**Dataset entries:**
++++++
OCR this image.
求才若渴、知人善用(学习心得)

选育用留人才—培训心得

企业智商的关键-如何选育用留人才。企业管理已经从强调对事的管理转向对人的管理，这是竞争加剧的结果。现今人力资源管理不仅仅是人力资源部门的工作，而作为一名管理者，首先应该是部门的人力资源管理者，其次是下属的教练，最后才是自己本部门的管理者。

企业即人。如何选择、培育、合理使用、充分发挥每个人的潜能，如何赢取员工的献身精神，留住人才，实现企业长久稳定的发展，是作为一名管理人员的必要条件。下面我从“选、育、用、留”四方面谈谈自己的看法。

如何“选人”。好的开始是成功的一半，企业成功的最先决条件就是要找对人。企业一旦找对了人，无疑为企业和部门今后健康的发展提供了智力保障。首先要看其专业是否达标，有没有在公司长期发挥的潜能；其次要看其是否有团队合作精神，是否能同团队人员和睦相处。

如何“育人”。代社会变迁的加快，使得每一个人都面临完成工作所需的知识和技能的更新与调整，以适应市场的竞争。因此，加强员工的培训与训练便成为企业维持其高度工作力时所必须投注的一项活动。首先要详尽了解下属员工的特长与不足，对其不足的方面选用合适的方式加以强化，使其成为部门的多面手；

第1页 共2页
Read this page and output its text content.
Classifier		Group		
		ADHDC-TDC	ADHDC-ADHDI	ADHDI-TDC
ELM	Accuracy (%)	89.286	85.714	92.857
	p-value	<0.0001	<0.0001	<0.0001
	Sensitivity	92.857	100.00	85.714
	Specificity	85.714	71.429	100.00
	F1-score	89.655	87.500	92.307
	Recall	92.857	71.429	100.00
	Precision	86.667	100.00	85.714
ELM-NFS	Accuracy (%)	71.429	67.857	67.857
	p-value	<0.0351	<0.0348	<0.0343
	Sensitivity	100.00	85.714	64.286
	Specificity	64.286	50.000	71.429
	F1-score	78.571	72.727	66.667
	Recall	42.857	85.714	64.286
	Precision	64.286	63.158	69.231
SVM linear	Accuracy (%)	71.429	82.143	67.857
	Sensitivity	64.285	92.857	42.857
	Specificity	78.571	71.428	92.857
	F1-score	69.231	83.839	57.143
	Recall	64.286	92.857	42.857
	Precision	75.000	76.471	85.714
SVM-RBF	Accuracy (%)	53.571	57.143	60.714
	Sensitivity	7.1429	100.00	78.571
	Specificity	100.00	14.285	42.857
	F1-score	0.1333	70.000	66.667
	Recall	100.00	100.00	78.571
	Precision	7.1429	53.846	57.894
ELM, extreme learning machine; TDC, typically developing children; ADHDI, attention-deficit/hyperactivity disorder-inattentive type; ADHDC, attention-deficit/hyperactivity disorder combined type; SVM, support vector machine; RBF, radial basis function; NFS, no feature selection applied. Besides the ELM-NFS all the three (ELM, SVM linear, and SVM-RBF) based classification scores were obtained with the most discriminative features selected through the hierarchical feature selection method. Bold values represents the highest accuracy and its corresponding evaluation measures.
++++++
**Objective:** Search the lines above for the string "Precision", then show every one that has it.

**Task response:**
	Precision	86.667	100.00	85.714
	Precision	64.286	63.158	69.231
	Precision	75.000	76.471	85.714
	Precision	7.1429	53.846	57.894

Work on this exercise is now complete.